[[ Provided passage, beginning ]]

This article was originally published on the College Park Patch as part of the weekly column by Gretchen Schock, Parenting on a Tightrope.
Robert Fulghum, wrote an essay about his daughter, who once gave him all that she held dear -- love in a paper sack. If a robber came into the house, that person would see the contents in the torn, taped, brown paper lunch sack and discard it. But if the house were on fire, this would be the first thing Mr. Fulghum would grab before running out the door.
As I pack the contents of my house for our next move, I have a few boxes that I want to label "Fragile," though nothing in them could be broken if the box was dropped.
I’m even tempted to move them over to the new house myself because I don’t trust the movers not to damage them. Within these boxes are the items I hold dear, the small pieces of my children’s baby and toddler years, including the scrapbooks that I have spent countless hours creating to document every milestone of their lives.
Many of the items are what mothers and fathers for centuries have held on to -- the outfit each baby came home in from the birth center or hospital, a curl from the first haircut, the very first time they each wrote their name. I’m not the type of person who holds on to too much. Recently when my office moved locations, my boss told the staff not to let me in her office for fear that I’d throw something away. Some people hoard. I purge with a vengeance.
There have only been a handful of times when I have regretted giving something away. In general, I have a theory that if it’s broken or doesn’t have more than one purpose…then I don’t need it taking up space in my life. There are a few exceptions to this rule, of course. For example, the crystal vase my childhood music teacher bought for me as a wedding gift. I am since divorced but she died two weeks before my wedding and I can’t seem to let go of this last piece of her. She wouldn’t be pleased to know that I use it to store cleaning brushes under my sink.
Another exception to this rule is Shawn. We use to live in Seattle, WA and on a trip to the East Coast to visit family, I convinced my mother to clean out her attic with my help. My mother leans toward the hoarding side of the scale. Within the contents of the attic were many toys from me and my sister’s childhood, and L found in one of the boxes a Ken doll. As in Barbie and Ken. On the cusp of 2-years-old, he immediately claimed it as his own and rightfully declared his name to be Shawn. There was no turning back, and the best part was he insisted that Shawn never wear clothes. Now imagine the looks I got as I boarded the plane 8 months pregnant with a toddler in tow carrying a naked Ken Barbie doll.
Shawn never left L’s side for many years. Shawn went everywhere from doctor’s appointments to playgroup to the grocery store, he became characters in L’s imagination and could easily turn into a sword at a moments notice. He was his faithful confidant. Shawn now is forgotten. His legs don’t stay on so well and whenever one of the boys pulls him out from the bottom of the toy box to play with, he’s the toy that looses his head first in battle.
Anyone else would throw Shawn away. But into the box labeled "Fragile" he goes, still naked.
Is there something from your child’s baby or toddler years that you hold dear?

[[ Provided passage, end ]]
[[ Study material, beginning ]]

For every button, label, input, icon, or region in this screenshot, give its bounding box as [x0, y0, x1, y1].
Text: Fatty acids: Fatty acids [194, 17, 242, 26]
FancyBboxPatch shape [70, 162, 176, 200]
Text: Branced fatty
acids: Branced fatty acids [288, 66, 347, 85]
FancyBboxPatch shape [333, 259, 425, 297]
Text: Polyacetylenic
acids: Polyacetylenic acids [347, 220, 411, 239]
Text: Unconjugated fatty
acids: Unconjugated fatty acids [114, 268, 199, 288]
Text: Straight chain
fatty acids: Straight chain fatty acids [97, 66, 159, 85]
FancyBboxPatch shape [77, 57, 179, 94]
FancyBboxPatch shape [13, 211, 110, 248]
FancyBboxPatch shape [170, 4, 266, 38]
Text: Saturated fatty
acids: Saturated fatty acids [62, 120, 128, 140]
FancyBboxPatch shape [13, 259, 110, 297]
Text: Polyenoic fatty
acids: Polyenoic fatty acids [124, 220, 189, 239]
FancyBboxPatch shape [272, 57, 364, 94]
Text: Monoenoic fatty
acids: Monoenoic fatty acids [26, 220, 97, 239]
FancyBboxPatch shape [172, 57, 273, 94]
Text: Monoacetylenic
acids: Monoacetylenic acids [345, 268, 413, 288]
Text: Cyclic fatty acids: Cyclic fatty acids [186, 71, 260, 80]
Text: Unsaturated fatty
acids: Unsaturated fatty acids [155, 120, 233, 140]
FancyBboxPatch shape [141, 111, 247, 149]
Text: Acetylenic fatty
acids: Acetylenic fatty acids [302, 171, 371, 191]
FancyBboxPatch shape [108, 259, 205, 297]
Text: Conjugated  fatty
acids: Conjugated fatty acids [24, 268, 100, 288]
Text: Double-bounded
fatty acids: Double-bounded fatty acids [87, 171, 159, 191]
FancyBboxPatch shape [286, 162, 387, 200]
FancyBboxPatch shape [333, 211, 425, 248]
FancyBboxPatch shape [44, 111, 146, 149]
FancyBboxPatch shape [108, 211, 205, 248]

[[ Study material, end ]]

→ Activities
- a) Update the passage from the keepsakes column, starting with "Another exception to" and going on through "Ken Barbie doll.", so that "attic" becomes "basement".
- b) Decide whether each statement agrees with the keepsakes column, answering yes or no and quoting the words that settle it: (i) The music teacher died two weeks before the writer's wedding. (ii) The writer tends to hoard things. (iii) L wanted Shawn to wear clothes.
Rely only on the keepsakes column for what comes next.

→ Solutions for each task
- a)
Another exception to this rule is Shawn. We use to live in Seattle, WA and on a trip to the East Coast to visit family, I convinced my mother to clean out her basement with my help. My mother leans toward the hoarding side of the scale. Within the contents of the basement were many toys from me and my sister’s childhood, and L found in one of the boxes a Ken doll. As in Barbie and Ken. On the cusp of 2-years-old, he immediately claimed it as his own and rightfully declared his name to be Shawn. There was no turning back, and the best part was he insisted that Shawn never wear clothes. Now imagine the looks I got as I boarded the plane 8 months pregnant with a toddler in tow carrying a naked Ken Barbie doll.

- b)
(i) Yes: "she died two weeks before my wedding"
(ii) No: "Some people hoard. I purge with a vengeance."
(iii) No: "he insisted that Shawn never wear clothes"